### WHAT IS NEEDED:
Every entry that follows needs to be repeated exactly.

### EXTRACTED ENTRIES:
• • • • •

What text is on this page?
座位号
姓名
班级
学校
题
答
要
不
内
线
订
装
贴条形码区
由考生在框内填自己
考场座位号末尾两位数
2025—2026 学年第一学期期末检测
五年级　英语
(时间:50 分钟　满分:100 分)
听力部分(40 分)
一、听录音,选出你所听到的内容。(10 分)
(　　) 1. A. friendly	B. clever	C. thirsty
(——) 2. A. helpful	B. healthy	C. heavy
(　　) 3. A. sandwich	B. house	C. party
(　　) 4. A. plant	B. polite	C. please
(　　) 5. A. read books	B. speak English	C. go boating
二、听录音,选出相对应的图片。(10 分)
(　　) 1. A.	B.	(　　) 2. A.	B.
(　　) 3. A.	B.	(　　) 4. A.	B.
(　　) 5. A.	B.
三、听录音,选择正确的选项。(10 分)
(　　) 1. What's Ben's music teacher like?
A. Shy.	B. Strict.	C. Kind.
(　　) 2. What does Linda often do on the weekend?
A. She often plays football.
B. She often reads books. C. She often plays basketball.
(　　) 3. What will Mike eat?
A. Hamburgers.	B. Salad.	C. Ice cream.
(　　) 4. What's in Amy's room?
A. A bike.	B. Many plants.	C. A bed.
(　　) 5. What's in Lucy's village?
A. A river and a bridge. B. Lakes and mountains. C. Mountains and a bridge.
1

• • • • •

### RESPONSE:
What text is on this page?
座位号
姓名
班级
学校
题
答
要
不
内
线
订
装
贴条形码区
由考生在框内填自己
考场座位号末尾两位数
2025—2026 学年第一学期期末检测
五年级　英语
(时间:50 分钟　满分:100 分)
听力部分(40 分)
一、听录音,选出你所听到的内容。(10 分)
(　　) 1. A. friendly	B. clever	C. thirsty
(——) 2. A. helpful	B. healthy	C. heavy
(　　) 3. A. sandwich	B. house	C. party
(　　) 4. A. plant	B. polite	C. please
(　　) 5. A. read books	B. speak English	C. go boating
二、听录音,选出相对应的图片。(10 分)
(　　) 1. A.	B.	(　　) 2. A.	B.
(　　) 3. A.	B.	(　　) 4. A.	B.
(　　) 5. A.	B.
三、听录音,选择正确的选项。(10 分)
(　　) 1. What's Ben's music teacher like?
A. Shy.	B. Strict.	C. Kind.
(　　) 2. What does Linda often do on the weekend?
A. She often plays football.
B. She often reads books. C. She often plays basketball.
(　　) 3. What will Mike eat?
A. Hamburgers.	B. Salad.	C. Ice cream.
(　　) 4. What's in Amy's room?
A. A bike.	B. Many plants.	C. A bed.
(　　) 5. What's in Lucy's village?
A. A river and a bridge. B. Lakes and mountains. C. Mountains and a bridge.
1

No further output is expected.